[Records from a dataset]
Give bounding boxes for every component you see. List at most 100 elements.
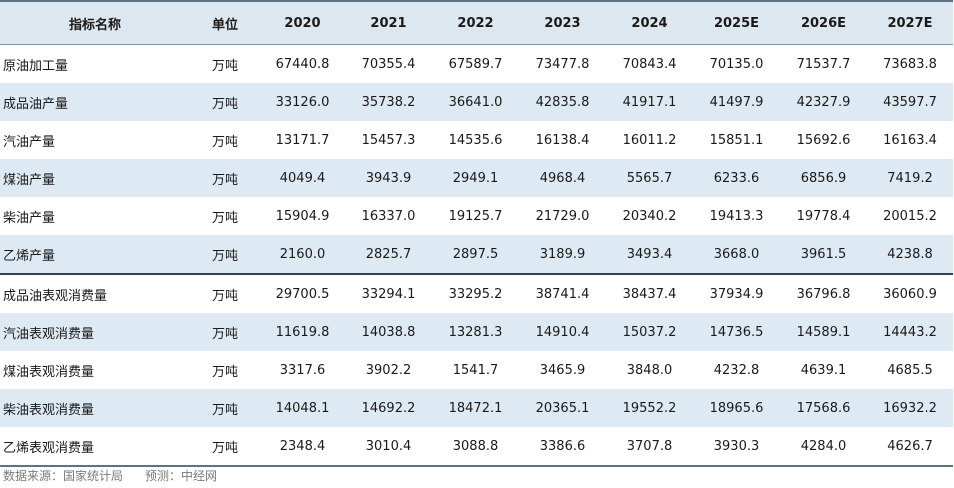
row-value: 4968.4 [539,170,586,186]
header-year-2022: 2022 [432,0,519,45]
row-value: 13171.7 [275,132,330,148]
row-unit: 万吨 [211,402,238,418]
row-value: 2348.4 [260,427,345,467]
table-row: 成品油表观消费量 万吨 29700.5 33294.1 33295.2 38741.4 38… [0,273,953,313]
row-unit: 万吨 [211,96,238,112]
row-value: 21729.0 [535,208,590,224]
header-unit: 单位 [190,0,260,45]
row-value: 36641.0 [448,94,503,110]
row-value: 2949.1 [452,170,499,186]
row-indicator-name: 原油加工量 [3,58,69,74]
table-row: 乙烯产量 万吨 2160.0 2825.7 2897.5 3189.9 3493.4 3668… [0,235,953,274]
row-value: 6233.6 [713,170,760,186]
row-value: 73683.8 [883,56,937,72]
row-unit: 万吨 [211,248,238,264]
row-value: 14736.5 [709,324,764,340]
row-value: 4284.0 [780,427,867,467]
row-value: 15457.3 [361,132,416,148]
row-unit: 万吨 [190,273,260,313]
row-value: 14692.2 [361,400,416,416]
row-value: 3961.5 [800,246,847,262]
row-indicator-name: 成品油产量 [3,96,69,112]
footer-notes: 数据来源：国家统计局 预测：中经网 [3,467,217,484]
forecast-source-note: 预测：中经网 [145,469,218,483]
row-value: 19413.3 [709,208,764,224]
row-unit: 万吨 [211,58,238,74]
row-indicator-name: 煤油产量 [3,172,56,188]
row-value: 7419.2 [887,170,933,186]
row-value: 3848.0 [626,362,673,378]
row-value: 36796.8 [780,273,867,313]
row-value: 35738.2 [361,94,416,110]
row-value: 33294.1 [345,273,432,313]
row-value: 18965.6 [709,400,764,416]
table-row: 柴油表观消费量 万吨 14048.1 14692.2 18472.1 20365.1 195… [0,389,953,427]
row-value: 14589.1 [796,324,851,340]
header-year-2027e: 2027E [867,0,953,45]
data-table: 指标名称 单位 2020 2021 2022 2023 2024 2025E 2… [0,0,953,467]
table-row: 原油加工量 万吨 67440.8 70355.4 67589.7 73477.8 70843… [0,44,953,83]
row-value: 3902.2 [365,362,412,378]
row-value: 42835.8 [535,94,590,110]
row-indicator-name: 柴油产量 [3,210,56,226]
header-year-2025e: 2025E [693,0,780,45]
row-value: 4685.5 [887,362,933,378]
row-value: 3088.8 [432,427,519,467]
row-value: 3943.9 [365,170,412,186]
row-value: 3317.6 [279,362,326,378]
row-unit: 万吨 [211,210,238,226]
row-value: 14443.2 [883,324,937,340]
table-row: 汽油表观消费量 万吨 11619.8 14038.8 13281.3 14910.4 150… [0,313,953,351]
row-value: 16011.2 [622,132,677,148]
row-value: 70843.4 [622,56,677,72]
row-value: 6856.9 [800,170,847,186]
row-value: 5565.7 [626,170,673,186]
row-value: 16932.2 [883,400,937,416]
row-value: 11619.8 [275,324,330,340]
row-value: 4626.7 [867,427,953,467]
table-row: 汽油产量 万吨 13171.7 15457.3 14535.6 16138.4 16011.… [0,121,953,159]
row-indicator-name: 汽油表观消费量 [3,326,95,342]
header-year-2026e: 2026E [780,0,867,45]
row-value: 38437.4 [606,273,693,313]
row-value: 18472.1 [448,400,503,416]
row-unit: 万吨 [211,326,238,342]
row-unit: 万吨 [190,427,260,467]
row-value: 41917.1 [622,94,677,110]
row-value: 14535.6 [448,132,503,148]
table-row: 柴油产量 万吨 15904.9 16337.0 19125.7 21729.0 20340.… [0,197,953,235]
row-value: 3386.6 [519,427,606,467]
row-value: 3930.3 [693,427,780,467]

## [To do]
How many lines of the material contain the string "原油加工量"? Matching is case-sensitive, and the reply should be the number alone.

## [Full answer]
2